[Records for the task start]

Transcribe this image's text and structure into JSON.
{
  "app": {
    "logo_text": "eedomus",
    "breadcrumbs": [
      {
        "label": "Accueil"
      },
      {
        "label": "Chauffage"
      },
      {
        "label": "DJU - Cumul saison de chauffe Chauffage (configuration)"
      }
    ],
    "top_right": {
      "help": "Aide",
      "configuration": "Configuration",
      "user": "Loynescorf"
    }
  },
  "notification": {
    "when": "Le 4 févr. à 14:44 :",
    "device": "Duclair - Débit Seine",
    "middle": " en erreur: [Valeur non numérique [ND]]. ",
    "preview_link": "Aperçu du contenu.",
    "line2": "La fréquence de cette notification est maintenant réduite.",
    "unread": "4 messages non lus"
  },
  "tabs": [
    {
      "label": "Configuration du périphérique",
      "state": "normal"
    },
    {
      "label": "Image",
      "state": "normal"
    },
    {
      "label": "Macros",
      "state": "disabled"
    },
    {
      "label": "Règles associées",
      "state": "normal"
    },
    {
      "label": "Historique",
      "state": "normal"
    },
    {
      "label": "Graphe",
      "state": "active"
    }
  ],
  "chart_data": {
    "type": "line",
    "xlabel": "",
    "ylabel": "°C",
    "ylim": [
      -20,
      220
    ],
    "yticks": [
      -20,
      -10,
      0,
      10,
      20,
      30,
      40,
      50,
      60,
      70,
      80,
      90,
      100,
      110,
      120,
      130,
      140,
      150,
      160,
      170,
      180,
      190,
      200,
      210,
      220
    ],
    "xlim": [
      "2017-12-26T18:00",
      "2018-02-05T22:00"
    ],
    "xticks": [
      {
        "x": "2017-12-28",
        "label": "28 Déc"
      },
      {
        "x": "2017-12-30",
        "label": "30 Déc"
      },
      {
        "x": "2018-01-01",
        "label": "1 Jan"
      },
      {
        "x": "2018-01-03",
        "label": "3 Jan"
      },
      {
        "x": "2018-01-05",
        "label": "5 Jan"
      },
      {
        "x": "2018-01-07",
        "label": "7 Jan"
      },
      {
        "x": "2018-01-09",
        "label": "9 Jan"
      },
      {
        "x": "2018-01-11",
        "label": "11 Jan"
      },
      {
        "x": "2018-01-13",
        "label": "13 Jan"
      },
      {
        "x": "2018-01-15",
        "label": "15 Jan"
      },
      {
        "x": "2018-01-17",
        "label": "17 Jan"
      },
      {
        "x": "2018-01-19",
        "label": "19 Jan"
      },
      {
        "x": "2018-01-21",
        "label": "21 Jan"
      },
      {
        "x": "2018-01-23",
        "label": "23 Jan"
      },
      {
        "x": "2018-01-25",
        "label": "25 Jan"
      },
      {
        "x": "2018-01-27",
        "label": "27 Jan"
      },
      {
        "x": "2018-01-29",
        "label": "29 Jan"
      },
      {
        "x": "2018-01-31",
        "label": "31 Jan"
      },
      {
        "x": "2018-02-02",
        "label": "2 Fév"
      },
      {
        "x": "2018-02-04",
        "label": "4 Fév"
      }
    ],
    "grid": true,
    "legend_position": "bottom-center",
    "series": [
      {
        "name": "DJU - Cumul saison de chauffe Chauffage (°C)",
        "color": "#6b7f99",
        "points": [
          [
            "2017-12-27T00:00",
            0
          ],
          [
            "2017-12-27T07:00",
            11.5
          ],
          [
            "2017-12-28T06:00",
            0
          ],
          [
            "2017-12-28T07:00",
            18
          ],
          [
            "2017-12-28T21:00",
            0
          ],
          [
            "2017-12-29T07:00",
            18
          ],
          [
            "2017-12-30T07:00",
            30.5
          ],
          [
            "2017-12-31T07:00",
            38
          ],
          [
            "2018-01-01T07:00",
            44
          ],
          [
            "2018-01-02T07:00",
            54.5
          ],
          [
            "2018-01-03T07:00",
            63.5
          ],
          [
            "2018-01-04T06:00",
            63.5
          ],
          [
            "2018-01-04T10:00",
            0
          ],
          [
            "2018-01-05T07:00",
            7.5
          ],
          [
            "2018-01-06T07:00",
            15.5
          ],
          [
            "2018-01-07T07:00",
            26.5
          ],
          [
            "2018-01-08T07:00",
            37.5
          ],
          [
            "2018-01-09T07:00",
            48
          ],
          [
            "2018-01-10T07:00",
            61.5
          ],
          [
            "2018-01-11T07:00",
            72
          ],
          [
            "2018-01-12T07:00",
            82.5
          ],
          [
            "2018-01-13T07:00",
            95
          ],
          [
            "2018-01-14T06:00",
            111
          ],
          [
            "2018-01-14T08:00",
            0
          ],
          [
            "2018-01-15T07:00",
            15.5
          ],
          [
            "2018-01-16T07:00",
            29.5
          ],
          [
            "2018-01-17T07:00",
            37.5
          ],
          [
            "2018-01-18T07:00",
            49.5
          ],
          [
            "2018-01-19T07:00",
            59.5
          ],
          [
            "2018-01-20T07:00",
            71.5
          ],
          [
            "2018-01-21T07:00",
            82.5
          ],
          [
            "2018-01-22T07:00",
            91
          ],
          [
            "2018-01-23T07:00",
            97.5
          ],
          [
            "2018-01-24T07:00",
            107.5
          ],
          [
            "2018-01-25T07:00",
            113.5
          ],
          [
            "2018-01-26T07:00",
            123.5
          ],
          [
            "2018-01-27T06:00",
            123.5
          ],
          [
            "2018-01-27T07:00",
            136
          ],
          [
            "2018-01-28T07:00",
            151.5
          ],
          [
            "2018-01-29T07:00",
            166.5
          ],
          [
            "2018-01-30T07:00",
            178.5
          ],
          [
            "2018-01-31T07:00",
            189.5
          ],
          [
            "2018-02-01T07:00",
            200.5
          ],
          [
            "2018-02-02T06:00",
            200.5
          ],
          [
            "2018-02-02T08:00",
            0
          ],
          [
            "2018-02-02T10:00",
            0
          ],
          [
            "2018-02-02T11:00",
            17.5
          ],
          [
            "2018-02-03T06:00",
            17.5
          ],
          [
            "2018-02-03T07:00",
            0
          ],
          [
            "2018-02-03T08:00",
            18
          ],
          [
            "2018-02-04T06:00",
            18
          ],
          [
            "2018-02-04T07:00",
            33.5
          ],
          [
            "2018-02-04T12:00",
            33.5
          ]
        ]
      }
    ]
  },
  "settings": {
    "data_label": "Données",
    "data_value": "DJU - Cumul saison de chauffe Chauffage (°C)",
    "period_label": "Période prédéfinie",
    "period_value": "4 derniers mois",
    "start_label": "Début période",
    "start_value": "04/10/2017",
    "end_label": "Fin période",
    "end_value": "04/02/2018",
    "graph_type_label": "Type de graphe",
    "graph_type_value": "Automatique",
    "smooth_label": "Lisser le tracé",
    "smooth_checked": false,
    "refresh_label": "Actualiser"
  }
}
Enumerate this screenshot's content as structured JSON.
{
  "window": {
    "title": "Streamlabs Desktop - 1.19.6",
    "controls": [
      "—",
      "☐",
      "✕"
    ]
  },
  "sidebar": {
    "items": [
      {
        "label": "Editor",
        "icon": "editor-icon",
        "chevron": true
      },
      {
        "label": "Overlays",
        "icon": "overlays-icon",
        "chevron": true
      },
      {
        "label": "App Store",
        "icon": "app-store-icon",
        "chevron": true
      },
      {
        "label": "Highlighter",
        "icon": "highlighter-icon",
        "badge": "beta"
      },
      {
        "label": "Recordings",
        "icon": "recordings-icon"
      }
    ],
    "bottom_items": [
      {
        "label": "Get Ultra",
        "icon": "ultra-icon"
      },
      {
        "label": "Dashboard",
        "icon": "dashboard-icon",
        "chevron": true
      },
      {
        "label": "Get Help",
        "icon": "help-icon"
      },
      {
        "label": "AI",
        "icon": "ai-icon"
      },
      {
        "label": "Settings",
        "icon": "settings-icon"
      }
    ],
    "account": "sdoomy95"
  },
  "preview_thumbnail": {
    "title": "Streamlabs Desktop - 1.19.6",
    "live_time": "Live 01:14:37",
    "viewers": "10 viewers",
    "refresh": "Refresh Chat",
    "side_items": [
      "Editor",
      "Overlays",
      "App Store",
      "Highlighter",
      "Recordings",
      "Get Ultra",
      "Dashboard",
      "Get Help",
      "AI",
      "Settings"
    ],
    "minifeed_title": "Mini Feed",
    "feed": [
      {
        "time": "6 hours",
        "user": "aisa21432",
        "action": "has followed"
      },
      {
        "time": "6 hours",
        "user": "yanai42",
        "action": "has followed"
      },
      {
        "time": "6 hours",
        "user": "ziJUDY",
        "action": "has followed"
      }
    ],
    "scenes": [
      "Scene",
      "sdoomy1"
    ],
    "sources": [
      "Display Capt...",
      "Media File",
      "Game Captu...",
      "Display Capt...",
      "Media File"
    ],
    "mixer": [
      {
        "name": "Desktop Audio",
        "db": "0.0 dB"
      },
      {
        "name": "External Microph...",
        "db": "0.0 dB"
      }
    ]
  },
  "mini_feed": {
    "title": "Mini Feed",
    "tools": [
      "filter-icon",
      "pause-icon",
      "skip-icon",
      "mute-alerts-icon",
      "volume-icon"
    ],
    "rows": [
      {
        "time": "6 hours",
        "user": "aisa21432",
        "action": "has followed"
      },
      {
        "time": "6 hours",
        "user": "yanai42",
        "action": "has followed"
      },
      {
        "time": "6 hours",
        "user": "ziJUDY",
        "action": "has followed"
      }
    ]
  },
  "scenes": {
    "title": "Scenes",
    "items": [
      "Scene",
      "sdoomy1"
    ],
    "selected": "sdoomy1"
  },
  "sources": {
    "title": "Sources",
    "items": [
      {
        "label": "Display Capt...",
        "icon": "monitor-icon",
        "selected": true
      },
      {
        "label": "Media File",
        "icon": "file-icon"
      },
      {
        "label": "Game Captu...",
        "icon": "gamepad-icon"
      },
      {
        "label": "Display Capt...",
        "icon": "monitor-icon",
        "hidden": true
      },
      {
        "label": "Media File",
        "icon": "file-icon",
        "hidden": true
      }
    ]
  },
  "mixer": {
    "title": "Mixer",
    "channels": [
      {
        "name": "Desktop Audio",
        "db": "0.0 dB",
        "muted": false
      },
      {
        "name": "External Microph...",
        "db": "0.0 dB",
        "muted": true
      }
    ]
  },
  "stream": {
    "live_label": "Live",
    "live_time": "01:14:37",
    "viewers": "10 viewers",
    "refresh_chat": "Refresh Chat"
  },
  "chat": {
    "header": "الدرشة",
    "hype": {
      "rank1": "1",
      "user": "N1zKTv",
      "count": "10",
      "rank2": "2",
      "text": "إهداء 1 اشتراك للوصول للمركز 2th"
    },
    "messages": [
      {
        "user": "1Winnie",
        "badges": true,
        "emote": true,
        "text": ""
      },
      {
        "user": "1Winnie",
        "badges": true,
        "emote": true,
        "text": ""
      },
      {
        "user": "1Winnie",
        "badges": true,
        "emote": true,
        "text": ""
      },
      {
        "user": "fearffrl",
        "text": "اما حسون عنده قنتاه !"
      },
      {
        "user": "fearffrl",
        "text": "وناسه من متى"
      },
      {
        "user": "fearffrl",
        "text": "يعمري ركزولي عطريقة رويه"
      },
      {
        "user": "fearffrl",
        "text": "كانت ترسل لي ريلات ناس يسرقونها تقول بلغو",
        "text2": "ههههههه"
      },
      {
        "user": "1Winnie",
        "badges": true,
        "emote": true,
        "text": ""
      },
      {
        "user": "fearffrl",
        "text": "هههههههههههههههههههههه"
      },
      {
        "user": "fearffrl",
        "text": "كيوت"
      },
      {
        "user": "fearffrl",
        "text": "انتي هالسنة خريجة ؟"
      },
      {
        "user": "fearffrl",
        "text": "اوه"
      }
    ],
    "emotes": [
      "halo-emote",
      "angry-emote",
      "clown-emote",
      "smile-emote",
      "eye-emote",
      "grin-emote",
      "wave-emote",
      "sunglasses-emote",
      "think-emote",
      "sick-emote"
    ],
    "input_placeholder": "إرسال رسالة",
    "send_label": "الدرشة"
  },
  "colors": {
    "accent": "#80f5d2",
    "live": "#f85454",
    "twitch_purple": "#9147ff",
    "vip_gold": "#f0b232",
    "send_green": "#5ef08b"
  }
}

[Records for the task end]

Only a number is expected here: the count of lines in the listing that hold the string "this".

2